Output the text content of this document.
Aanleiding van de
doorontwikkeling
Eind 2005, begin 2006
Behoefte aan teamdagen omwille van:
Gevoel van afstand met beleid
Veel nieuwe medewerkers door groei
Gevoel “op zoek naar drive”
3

* [Task instructions]: Reproduce all of the data exactly as given.

* [Exercise answer]:
Output the text content of this document.
Aanleiding van de
doorontwikkeling
Eind 2005, begin 2006
Behoefte aan teamdagen omwille van:
Gevoel van afstand met beleid
Veel nieuwe medewerkers door groei
Gevoel “op zoek naar drive”
3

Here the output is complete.